**CHALLENGE**
Read the records below and copy each line that contains "party".

**Stored data entries**

▬▬▬▬▬▬▬▬▬▬

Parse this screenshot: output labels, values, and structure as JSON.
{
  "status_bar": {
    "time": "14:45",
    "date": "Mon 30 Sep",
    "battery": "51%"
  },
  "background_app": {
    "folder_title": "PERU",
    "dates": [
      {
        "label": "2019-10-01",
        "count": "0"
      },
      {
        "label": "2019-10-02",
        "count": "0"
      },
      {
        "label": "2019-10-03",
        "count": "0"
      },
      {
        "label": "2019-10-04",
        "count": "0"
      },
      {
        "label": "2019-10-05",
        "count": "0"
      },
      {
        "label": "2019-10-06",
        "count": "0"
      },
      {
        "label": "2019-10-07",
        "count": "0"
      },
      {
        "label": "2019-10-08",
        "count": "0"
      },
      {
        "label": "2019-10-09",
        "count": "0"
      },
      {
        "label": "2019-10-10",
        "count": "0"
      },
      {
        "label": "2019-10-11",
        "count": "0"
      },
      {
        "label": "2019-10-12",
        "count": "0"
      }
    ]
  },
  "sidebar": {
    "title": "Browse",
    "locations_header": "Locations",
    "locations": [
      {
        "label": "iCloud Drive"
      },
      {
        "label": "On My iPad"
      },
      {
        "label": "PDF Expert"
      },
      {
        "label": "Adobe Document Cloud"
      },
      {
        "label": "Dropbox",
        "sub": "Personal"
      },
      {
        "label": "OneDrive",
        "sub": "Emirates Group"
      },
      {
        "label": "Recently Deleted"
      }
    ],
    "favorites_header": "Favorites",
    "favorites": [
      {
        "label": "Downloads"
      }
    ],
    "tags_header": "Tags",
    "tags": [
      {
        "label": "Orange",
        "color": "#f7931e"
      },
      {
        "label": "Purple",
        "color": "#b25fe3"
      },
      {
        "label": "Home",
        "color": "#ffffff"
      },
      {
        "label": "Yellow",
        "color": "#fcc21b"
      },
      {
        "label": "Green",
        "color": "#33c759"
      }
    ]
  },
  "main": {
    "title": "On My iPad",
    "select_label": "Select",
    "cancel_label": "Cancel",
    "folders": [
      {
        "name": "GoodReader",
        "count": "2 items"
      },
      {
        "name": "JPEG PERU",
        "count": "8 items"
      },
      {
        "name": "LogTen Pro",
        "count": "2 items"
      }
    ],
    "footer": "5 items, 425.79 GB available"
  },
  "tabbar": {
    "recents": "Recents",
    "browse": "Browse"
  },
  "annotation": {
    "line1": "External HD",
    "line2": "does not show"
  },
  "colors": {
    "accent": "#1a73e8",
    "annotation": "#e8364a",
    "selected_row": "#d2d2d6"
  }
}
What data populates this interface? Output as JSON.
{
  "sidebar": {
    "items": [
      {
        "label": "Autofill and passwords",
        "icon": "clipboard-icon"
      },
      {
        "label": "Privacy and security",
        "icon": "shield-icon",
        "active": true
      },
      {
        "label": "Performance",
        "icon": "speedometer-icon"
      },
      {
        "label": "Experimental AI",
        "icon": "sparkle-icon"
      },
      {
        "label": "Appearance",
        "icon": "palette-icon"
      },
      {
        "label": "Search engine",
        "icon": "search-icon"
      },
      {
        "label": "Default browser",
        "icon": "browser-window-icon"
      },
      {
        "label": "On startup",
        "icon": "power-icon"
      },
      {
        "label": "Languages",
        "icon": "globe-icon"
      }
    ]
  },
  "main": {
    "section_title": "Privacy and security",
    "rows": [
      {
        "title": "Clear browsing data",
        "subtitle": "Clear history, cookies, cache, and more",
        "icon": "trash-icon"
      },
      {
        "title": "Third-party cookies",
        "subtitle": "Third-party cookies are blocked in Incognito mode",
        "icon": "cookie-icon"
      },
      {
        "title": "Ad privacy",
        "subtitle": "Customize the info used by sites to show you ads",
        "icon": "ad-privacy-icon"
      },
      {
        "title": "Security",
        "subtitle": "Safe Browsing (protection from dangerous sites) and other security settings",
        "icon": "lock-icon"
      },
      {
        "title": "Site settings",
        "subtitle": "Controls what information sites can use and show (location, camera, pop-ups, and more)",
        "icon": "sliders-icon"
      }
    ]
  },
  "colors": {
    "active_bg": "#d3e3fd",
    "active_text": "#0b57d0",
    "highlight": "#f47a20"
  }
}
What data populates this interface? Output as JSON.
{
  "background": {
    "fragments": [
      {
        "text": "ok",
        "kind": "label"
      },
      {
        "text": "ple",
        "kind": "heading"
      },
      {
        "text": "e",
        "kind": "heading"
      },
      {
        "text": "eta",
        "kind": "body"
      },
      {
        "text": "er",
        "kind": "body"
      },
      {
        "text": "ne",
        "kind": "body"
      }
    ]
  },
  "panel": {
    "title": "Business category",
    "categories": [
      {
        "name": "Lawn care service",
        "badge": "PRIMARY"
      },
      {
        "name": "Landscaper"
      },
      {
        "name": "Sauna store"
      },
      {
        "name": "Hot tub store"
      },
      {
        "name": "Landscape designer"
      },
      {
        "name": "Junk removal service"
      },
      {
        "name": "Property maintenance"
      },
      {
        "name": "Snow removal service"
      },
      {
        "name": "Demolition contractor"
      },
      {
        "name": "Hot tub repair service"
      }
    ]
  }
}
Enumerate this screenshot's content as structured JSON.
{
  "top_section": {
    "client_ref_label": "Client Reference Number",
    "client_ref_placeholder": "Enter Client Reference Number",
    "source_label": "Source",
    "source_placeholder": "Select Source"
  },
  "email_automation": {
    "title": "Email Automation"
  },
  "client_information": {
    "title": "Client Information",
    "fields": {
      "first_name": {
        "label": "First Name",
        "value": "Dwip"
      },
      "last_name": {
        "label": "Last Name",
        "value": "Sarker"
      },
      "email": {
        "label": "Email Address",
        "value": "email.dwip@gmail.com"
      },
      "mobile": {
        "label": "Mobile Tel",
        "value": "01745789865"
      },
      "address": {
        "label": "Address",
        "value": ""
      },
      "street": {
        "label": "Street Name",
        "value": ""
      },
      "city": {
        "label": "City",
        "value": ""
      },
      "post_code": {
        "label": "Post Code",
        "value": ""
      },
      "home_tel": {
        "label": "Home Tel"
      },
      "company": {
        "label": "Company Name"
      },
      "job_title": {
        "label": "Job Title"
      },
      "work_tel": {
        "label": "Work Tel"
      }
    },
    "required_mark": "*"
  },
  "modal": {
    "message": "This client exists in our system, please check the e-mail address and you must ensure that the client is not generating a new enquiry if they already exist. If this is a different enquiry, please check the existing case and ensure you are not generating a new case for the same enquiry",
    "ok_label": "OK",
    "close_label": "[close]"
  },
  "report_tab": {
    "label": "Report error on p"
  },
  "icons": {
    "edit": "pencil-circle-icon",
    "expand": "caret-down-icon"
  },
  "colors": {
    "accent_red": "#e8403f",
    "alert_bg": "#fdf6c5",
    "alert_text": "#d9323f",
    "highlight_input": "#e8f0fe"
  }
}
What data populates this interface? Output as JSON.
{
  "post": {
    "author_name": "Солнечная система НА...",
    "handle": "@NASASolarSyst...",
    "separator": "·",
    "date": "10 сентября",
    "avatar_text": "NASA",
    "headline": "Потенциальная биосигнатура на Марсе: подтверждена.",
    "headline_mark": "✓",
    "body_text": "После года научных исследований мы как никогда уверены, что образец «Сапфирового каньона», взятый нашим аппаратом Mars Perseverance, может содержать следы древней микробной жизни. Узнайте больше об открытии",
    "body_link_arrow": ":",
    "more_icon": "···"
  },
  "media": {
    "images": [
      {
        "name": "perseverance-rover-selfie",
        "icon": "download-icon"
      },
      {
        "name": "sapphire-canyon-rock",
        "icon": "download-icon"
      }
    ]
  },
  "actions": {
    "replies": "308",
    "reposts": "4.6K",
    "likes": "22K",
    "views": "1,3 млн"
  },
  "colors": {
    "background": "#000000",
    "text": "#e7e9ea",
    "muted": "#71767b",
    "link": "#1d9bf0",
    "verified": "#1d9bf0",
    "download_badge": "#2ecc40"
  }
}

▬▬▬▬▬▬▬▬▬▬

**ANSWER TO THIS EXERCISE**
        "title": "Third-party cookies",
        "subtitle": "Third-party cookies are blocked in Incognito mode",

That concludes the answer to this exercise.